Data entries

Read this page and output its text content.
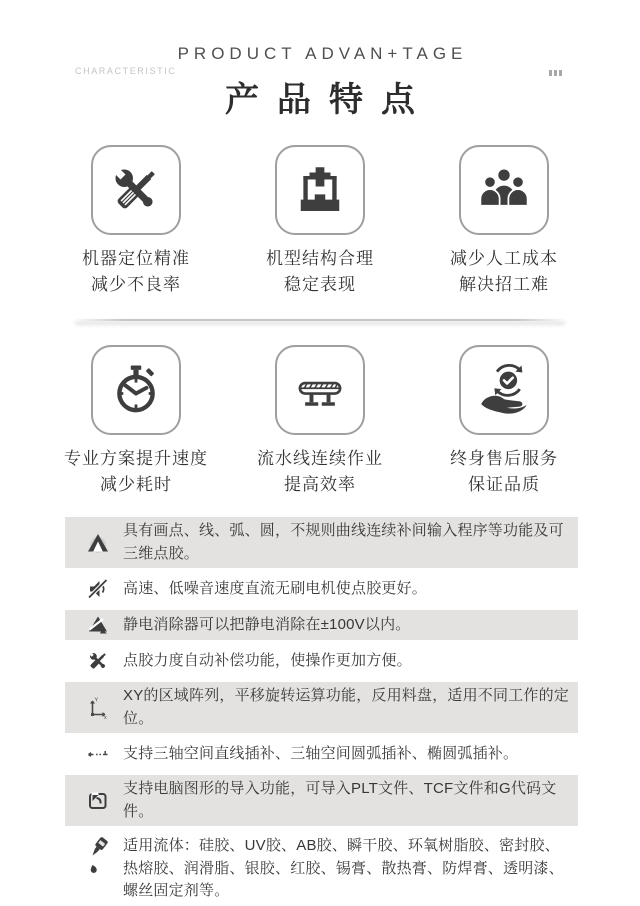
CHARACTERISTIC
PRODUCT ADVAN+TAGE
产品特点
机器定位精准
减少不良率
机型结构合理
稳定表现
减少人工成本
解决招工难
专业方案提升速度
减少耗时
流水线连续作业
提高效率
终身售后服务
保证品质
具有画点、线、弧、圆，不规则曲线连续补间输入程序等功能及可三维点胶。
高速、低噪音速度直流无刷电机使点胶更好。
静电消除器可以把静电消除在±100V以内。
点胶力度自动补偿功能，使操作更加方便。
Y
x
XY的区域阵列，平移旋转运算功能，反用料盘，适用不同工作的定位。
支持三轴空间直线插补、三轴空间圆弧插补、椭圆弧插补。
支持电脑图形的导入功能，可导入PLT文件、TCF文件和G代码文件。
适用流体：硅胶、UV胶、AB胶、瞬干胶、环氧树脂胶、密封胶、热熔胶、润滑脂、银胶、红胶、锡膏、散热膏、防焊膏、透明漆、螺丝固定剂等。
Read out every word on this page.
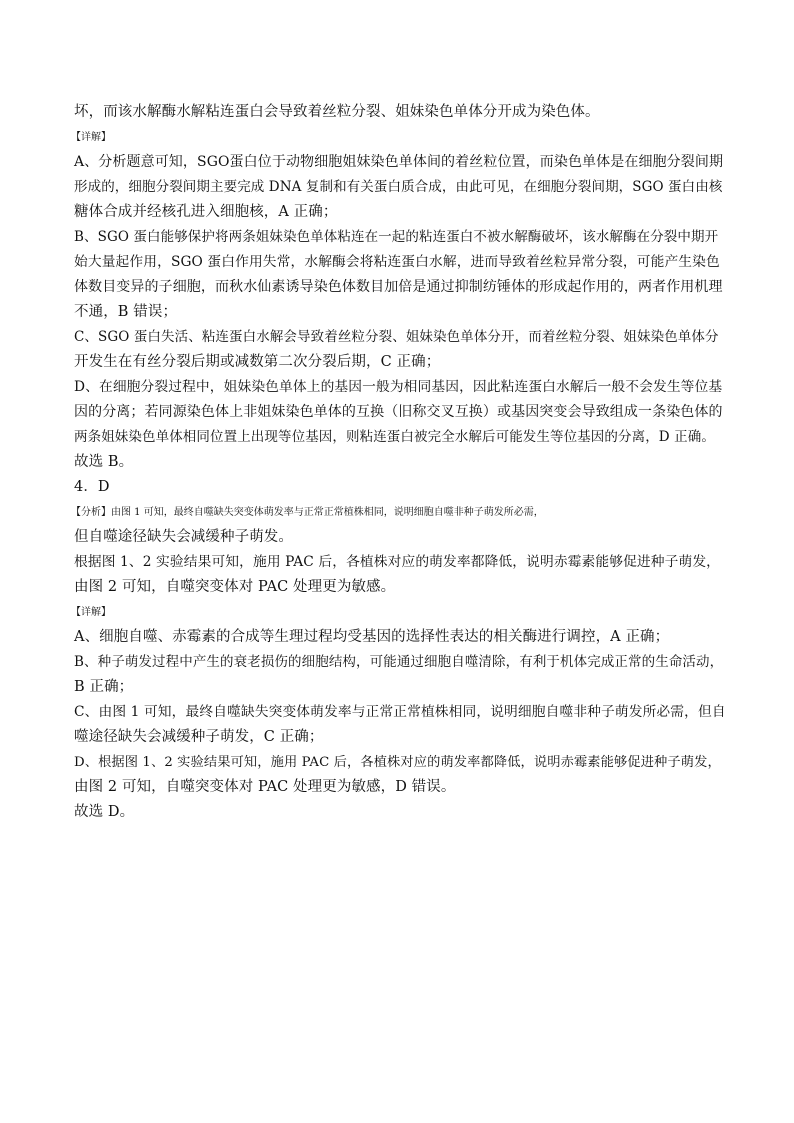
坏，而该水解酶水解粘连蛋白会导致着丝粒分裂、姐妹染色单体分开成为染色体。
【详解】
A、分析题意可知，SGO蛋白位于动物细胞姐妹染色单体间的着丝粒位置，而染色单体是在细胞分裂间期
形成的，细胞分裂间期主要完成 DNA 复制和有关蛋白质合成，由此可见，在细胞分裂间期，SGO 蛋白由核
糖体合成并经核孔进入细胞核，A 正确；
B、SGO 蛋白能够保护将两条姐妹染色单体粘连在一起的粘连蛋白不被水解酶破坏，该水解酶在分裂中期开
始大量起作用，SGO 蛋白作用失常，水解酶会将粘连蛋白水解，进而导致着丝粒异常分裂，可能产生染色
体数目变异的子细胞，而秋水仙素诱导染色体数目加倍是通过抑制纺锤体的形成起作用的，两者作用机理
不通，B 错误；
C、SGO 蛋白失活、粘连蛋白水解会导致着丝粒分裂、姐妹染色单体分开，而着丝粒分裂、姐妹染色单体分
开发生在有丝分裂后期或减数第二次分裂后期，C 正确；
D、在细胞分裂过程中，姐妹染色单体上的基因一般为相同基因，因此粘连蛋白水解后一般不会发生等位基
因的分离；若同源染色体上非姐妹染色单体的互换（旧称交叉互换）或基因突变会导致组成一条染色体的
两条姐妹染色单体相同位置上出现等位基因，则粘连蛋白被完全水解后可能发生等位基因的分离，D 正确。
故选 B。
4．D
【分析】由图 1 可知，最终自噬缺失突变体萌发率与正常正常植株相同，说明细胞自噬非种子萌发所必需，
但自噬途径缺失会减缓种子萌发。
根据图 1、2 实验结果可知，施用 PAC 后，各植株对应的萌发率都降低，说明赤霉素能够促进种子萌发，
由图 2 可知，自噬突变体对 PAC 处理更为敏感。
【详解】
A、细胞自噬、赤霉素的合成等生理过程均受基因的选择性表达的相关酶进行调控，A 正确；
B、种子萌发过程中产生的衰老损伤的细胞结构，可能通过细胞自噬清除，有利于机体完成正常的生命活动，
B 正确；
C、由图 1 可知，最终自噬缺失突变体萌发率与正常正常植株相同，说明细胞自噬非种子萌发所必需，但自
噬途径缺失会减缓种子萌发，C 正确；
D、根据图 1、2 实验结果可知，施用 PAC 后，各植株对应的萌发率都降低，说明赤霉素能够促进种子萌发，
由图 2 可知，自噬突变体对 PAC 处理更为敏感，D 错误。
故选 D。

Goal of the exercise
Give the data again exactly as written, with all pictures left out.

Answer to this problem
Read this page and output its text content.
CHARACTERISTIC
PRODUCT ADVAN+TAGE
产品特点
机器定位精准
减少不良率
机型结构合理
稳定表现
减少人工成本
解决招工难
专业方案提升速度
减少耗时
流水线连续作业
提高效率
终身售后服务
保证品质
具有画点、线、弧、圆，不规则曲线连续补间输入程序等功能及可三维点胶。
高速、低噪音速度直流无刷电机使点胶更好。
静电消除器可以把静电消除在±100V以内。
点胶力度自动补偿功能，使操作更加方便。
Y
x
XY的区域阵列，平移旋转运算功能，反用料盘，适用不同工作的定位。
支持三轴空间直线插补、三轴空间圆弧插补、椭圆弧插补。
支持电脑图形的导入功能，可导入PLT文件、TCF文件和G代码文件。
适用流体：硅胶、UV胶、AB胶、瞬干胶、环氧树脂胶、密封胶、热熔胶、润滑脂、银胶、红胶、锡膏、散热膏、防焊膏、透明漆、螺丝固定剂等。
Read out every word on this page.
坏，而该水解酶水解粘连蛋白会导致着丝粒分裂、姐妹染色单体分开成为染色体。
【详解】
A、分析题意可知，SGO蛋白位于动物细胞姐妹染色单体间的着丝粒位置，而染色单体是在细胞分裂间期
形成的，细胞分裂间期主要完成 DNA 复制和有关蛋白质合成，由此可见，在细胞分裂间期，SGO 蛋白由核
糖体合成并经核孔进入细胞核，A 正确；
B、SGO 蛋白能够保护将两条姐妹染色单体粘连在一起的粘连蛋白不被水解酶破坏，该水解酶在分裂中期开
始大量起作用，SGO 蛋白作用失常，水解酶会将粘连蛋白水解，进而导致着丝粒异常分裂，可能产生染色
体数目变异的子细胞，而秋水仙素诱导染色体数目加倍是通过抑制纺锤体的形成起作用的，两者作用机理
不通，B 错误；
C、SGO 蛋白失活、粘连蛋白水解会导致着丝粒分裂、姐妹染色单体分开，而着丝粒分裂、姐妹染色单体分
开发生在有丝分裂后期或减数第二次分裂后期，C 正确；
D、在细胞分裂过程中，姐妹染色单体上的基因一般为相同基因，因此粘连蛋白水解后一般不会发生等位基
因的分离；若同源染色体上非姐妹染色单体的互换（旧称交叉互换）或基因突变会导致组成一条染色体的
两条姐妹染色单体相同位置上出现等位基因，则粘连蛋白被完全水解后可能发生等位基因的分离，D 正确。
故选 B。
4．D
【分析】由图 1 可知，最终自噬缺失突变体萌发率与正常正常植株相同，说明细胞自噬非种子萌发所必需，
但自噬途径缺失会减缓种子萌发。
根据图 1、2 实验结果可知，施用 PAC 后，各植株对应的萌发率都降低，说明赤霉素能够促进种子萌发，
由图 2 可知，自噬突变体对 PAC 处理更为敏感。
【详解】
A、细胞自噬、赤霉素的合成等生理过程均受基因的选择性表达的相关酶进行调控，A 正确；
B、种子萌发过程中产生的衰老损伤的细胞结构，可能通过细胞自噬清除，有利于机体完成正常的生命活动，
B 正确；
C、由图 1 可知，最终自噬缺失突变体萌发率与正常正常植株相同，说明细胞自噬非种子萌发所必需，但自
噬途径缺失会减缓种子萌发，C 正确；
D、根据图 1、2 实验结果可知，施用 PAC 后，各植株对应的萌发率都降低，说明赤霉素能够促进种子萌发，
由图 2 可知，自噬突变体对 PAC 处理更为敏感，D 错误。
故选 D。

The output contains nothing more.